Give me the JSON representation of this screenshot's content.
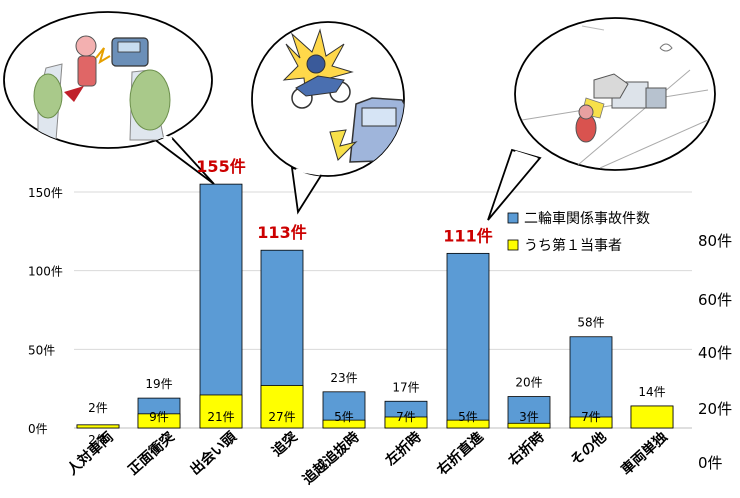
{
  "chart_data": {
    "type": "bar",
    "categories": [
      "人対車両",
      "正面衝突",
      "出会い頭",
      "追突",
      "追越追抜時",
      "左折時",
      "右折直進",
      "右折時",
      "その他",
      "車両単独"
    ],
    "series": [
      {
        "name": "二輪車関係事故件数",
        "values": [
          2,
          19,
          155,
          113,
          23,
          17,
          111,
          20,
          58,
          14
        ],
        "color": "#5b9bd5"
      },
      {
        "name": "うち第１当事者",
        "values": [
          2,
          9,
          21,
          27,
          5,
          7,
          5,
          3,
          7,
          14
        ],
        "color": "#ffff00"
      }
    ],
    "total_labels": [
      "2件",
      "19件",
      "155件",
      "113件",
      "23件",
      "17件",
      "111件",
      "20件",
      "58件",
      "14件"
    ],
    "inner_labels": [
      "2件",
      "9件",
      "21件",
      "27件",
      "5件",
      "7件",
      "5件",
      "3件",
      "7件",
      ""
    ],
    "highlight_color": "#cc0000",
    "ylim": [
      0,
      150
    ],
    "left_ticks": [
      "0件",
      "50件",
      "100件",
      "150件"
    ],
    "right_ticks": [
      "0件",
      "20件",
      "40件",
      "60件",
      "80件"
    ],
    "grid": true,
    "legend_position": "upper-right"
  },
  "illustrations": [
    {
      "icon": "motorcycle-head-on-collision-illustration"
    },
    {
      "icon": "motorcycle-rear-end-collision-illustration"
    },
    {
      "icon": "motorcycle-right-turn-collision-illustration"
    }
  ]
}
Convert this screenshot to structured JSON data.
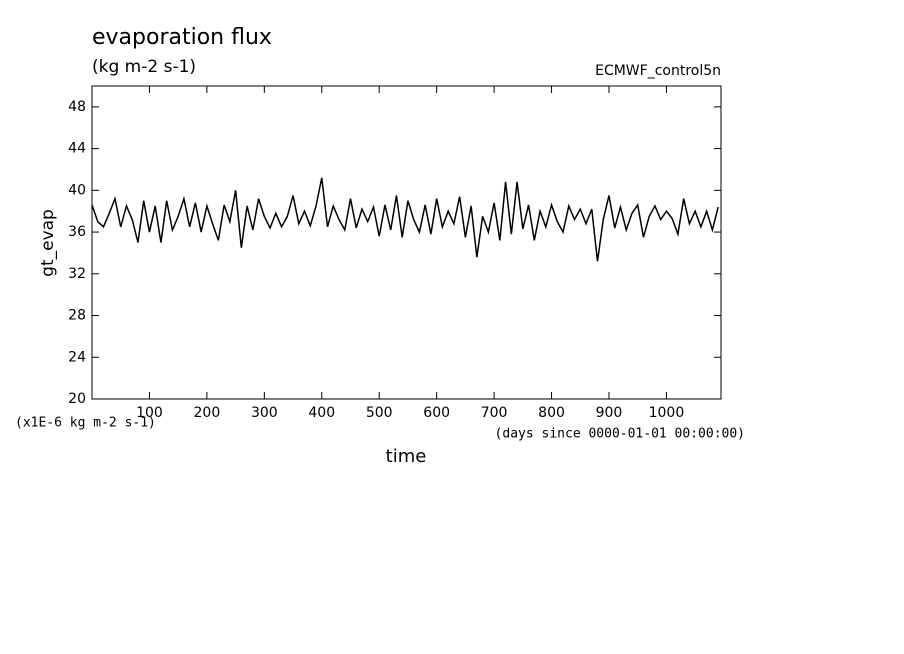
{
  "chart_data": {
    "type": "line",
    "title": "evaporation flux",
    "subtitle": "(kg m-2 s-1)",
    "source": "ECMWF_control5n",
    "y_label": "gt_evap",
    "y_units": "(x1E-6 kg m-2 s-1)",
    "x_units": "(days since 0000-01-01 00:00:00)",
    "x_label": "time",
    "xlim": [
      0,
      1095
    ],
    "ylim": [
      20,
      50
    ],
    "xticks": [
      100,
      200,
      300,
      400,
      500,
      600,
      700,
      800,
      900,
      1000
    ],
    "yticks": [
      20,
      24,
      28,
      32,
      36,
      40,
      44,
      48
    ],
    "x": [
      0,
      10,
      20,
      30,
      40,
      50,
      60,
      70,
      80,
      90,
      100,
      110,
      120,
      130,
      140,
      150,
      160,
      170,
      180,
      190,
      200,
      210,
      220,
      230,
      240,
      250,
      260,
      270,
      280,
      290,
      300,
      310,
      320,
      330,
      340,
      350,
      360,
      370,
      380,
      390,
      400,
      410,
      420,
      430,
      440,
      450,
      460,
      470,
      480,
      490,
      500,
      510,
      520,
      530,
      540,
      550,
      560,
      570,
      580,
      590,
      600,
      610,
      620,
      630,
      640,
      650,
      660,
      670,
      680,
      690,
      700,
      710,
      720,
      730,
      740,
      750,
      760,
      770,
      780,
      790,
      800,
      810,
      820,
      830,
      840,
      850,
      860,
      870,
      880,
      890,
      900,
      910,
      920,
      930,
      940,
      950,
      960,
      970,
      980,
      990,
      1000,
      1010,
      1020,
      1030,
      1040,
      1050,
      1060,
      1070,
      1080,
      1090
    ],
    "series": [
      {
        "color": "#000000",
        "values": [
          38.6,
          37,
          36.5,
          37.8,
          39.2,
          36.5,
          38.5,
          37.2,
          35,
          39,
          36,
          38.5,
          35,
          39,
          36.2,
          37.5,
          39.2,
          36.5,
          38.8,
          36,
          38.5,
          36.8,
          35.2,
          38.6,
          37,
          40,
          34.5,
          38.5,
          36.2,
          39.2,
          37.5,
          36.4,
          37.8,
          36.5,
          37.5,
          39.5,
          36.8,
          38,
          36.6,
          38.5,
          41.2,
          36.5,
          38.5,
          37.2,
          36.2,
          39.2,
          36.4,
          38.2,
          37,
          38.4,
          35.6,
          38.6,
          36.2,
          39.5,
          35.5,
          39,
          37.2,
          36,
          38.6,
          35.8,
          39.2,
          36.5,
          38,
          36.8,
          39.4,
          35.5,
          38.5,
          33.6,
          37.5,
          36,
          38.8,
          35.2,
          40.8,
          35.8,
          40.8,
          36.3,
          38.6,
          35.2,
          38,
          36.5,
          38.6,
          37,
          36,
          38.5,
          37.2,
          38.2,
          36.8,
          38.2,
          33.2,
          37.2,
          39.5,
          36.4,
          38.4,
          36.2,
          37.8,
          38.6,
          35.5,
          37.5,
          38.5,
          37.2,
          38,
          37.3,
          35.8,
          39.2,
          36.8,
          38,
          36.5,
          38,
          36.2,
          38.4
        ]
      }
    ]
  }
}
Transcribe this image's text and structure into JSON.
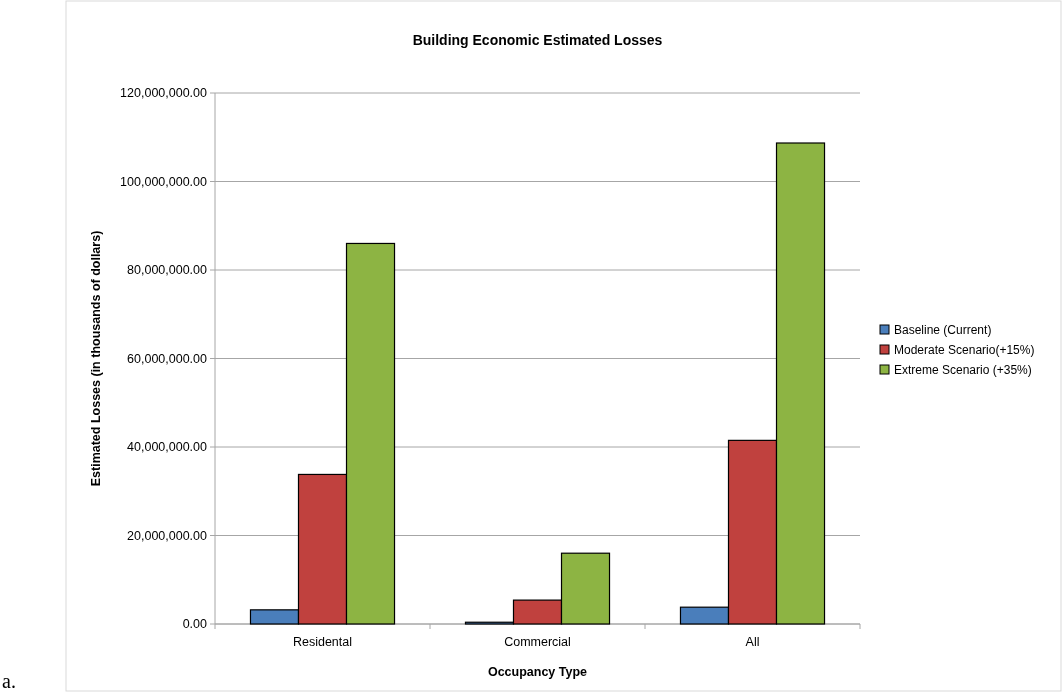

*-*-*

— WHAT IS REQUIRED —
Every line of the data above should be quoted exactly. Omit the pictures.

— THE SOLUTION —
Give me the JSON representation of this screenshot's content.
{
  "chart_data": {
    "type": "bar",
    "categories": [
      "人対車両",
      "正面衝突",
      "出会い頭",
      "追突",
      "追越追抜時",
      "左折時",
      "右折直進",
      "右折時",
      "その他",
      "車両単独"
    ],
    "series": [
      {
        "name": "二輪車関係事故件数",
        "values": [
          2,
          19,
          155,
          113,
          23,
          17,
          111,
          20,
          58,
          14
        ],
        "color": "#5b9bd5"
      },
      {
        "name": "うち第１当事者",
        "values": [
          2,
          9,
          21,
          27,
          5,
          7,
          5,
          3,
          7,
          14
        ],
        "color": "#ffff00"
      }
    ],
    "total_labels": [
      "2件",
      "19件",
      "155件",
      "113件",
      "23件",
      "17件",
      "111件",
      "20件",
      "58件",
      "14件"
    ],
    "inner_labels": [
      "2件",
      "9件",
      "21件",
      "27件",
      "5件",
      "7件",
      "5件",
      "3件",
      "7件",
      ""
    ],
    "highlight_color": "#cc0000",
    "ylim": [
      0,
      150
    ],
    "left_ticks": [
      "0件",
      "50件",
      "100件",
      "150件"
    ],
    "right_ticks": [
      "0件",
      "20件",
      "40件",
      "60件",
      "80件"
    ],
    "grid": true,
    "legend_position": "upper-right"
  },
  "illustrations": [
    {
      "icon": "motorcycle-head-on-collision-illustration"
    },
    {
      "icon": "motorcycle-rear-end-collision-illustration"
    },
    {
      "icon": "motorcycle-right-turn-collision-illustration"
    }
  ]
}
Convert this screenshot to structured JSON data.
{
  "chart_data": {
    "type": "line",
    "title": "evaporation flux",
    "subtitle": "(kg m-2 s-1)",
    "source": "ECMWF_control5n",
    "y_label": "gt_evap",
    "y_units": "(x1E-6 kg m-2 s-1)",
    "x_units": "(days since 0000-01-01 00:00:00)",
    "x_label": "time",
    "xlim": [
      0,
      1095
    ],
    "ylim": [
      20,
      50
    ],
    "xticks": [
      100,
      200,
      300,
      400,
      500,
      600,
      700,
      800,
      900,
      1000
    ],
    "yticks": [
      20,
      24,
      28,
      32,
      36,
      40,
      44,
      48
    ],
    "x": [
      0,
      10,
      20,
      30,
      40,
      50,
      60,
      70,
      80,
      90,
      100,
      110,
      120,
      130,
      140,
      150,
      160,
      170,
      180,
      190,
      200,
      210,
      220,
      230,
      240,
      250,
      260,
      270,
      280,
      290,
      300,
      310,
      320,
      330,
      340,
      350,
      360,
      370,
      380,
      390,
      400,
      410,
      420,
      430,
      440,
      450,
      460,
      470,
      480,
      490,
      500,
      510,
      520,
      530,
      540,
      550,
      560,
      570,
      580,
      590,
      600,
      610,
      620,
      630,
      640,
      650,
      660,
      670,
      680,
      690,
      700,
      710,
      720,
      730,
      740,
      750,
      760,
      770,
      780,
      790,
      800,
      810,
      820,
      830,
      840,
      850,
      860,
      870,
      880,
      890,
      900,
      910,
      920,
      930,
      940,
      950,
      960,
      970,
      980,
      990,
      1000,
      1010,
      1020,
      1030,
      1040,
      1050,
      1060,
      1070,
      1080,
      1090
    ],
    "series": [
      {
        "color": "#000000",
        "values": [
          38.6,
          37,
          36.5,
          37.8,
          39.2,
          36.5,
          38.5,
          37.2,
          35,
          39,
          36,
          38.5,
          35,
          39,
          36.2,
          37.5,
          39.2,
          36.5,
          38.8,
          36,
          38.5,
          36.8,
          35.2,
          38.6,
          37,
          40,
          34.5,
          38.5,
          36.2,
          39.2,
          37.5,
          36.4,
          37.8,
          36.5,
          37.5,
          39.5,
          36.8,
          38,
          36.6,
          38.5,
          41.2,
          36.5,
          38.5,
          37.2,
          36.2,
          39.2,
          36.4,
          38.2,
          37,
          38.4,
          35.6,
          38.6,
          36.2,
          39.5,
          35.5,
          39,
          37.2,
          36,
          38.6,
          35.8,
          39.2,
          36.5,
          38,
          36.8,
          39.4,
          35.5,
          38.5,
          33.6,
          37.5,
          36,
          38.8,
          35.2,
          40.8,
          35.8,
          40.8,
          36.3,
          38.6,
          35.2,
          38,
          36.5,
          38.6,
          37,
          36,
          38.5,
          37.2,
          38.2,
          36.8,
          38.2,
          33.2,
          37.2,
          39.5,
          36.4,
          38.4,
          36.2,
          37.8,
          38.6,
          35.5,
          37.5,
          38.5,
          37.2,
          38,
          37.3,
          35.8,
          39.2,
          36.8,
          38,
          36.5,
          38,
          36.2,
          38.4
        ]
      }
    ]
  }
}
Transcribe this image's text and structure into JSON.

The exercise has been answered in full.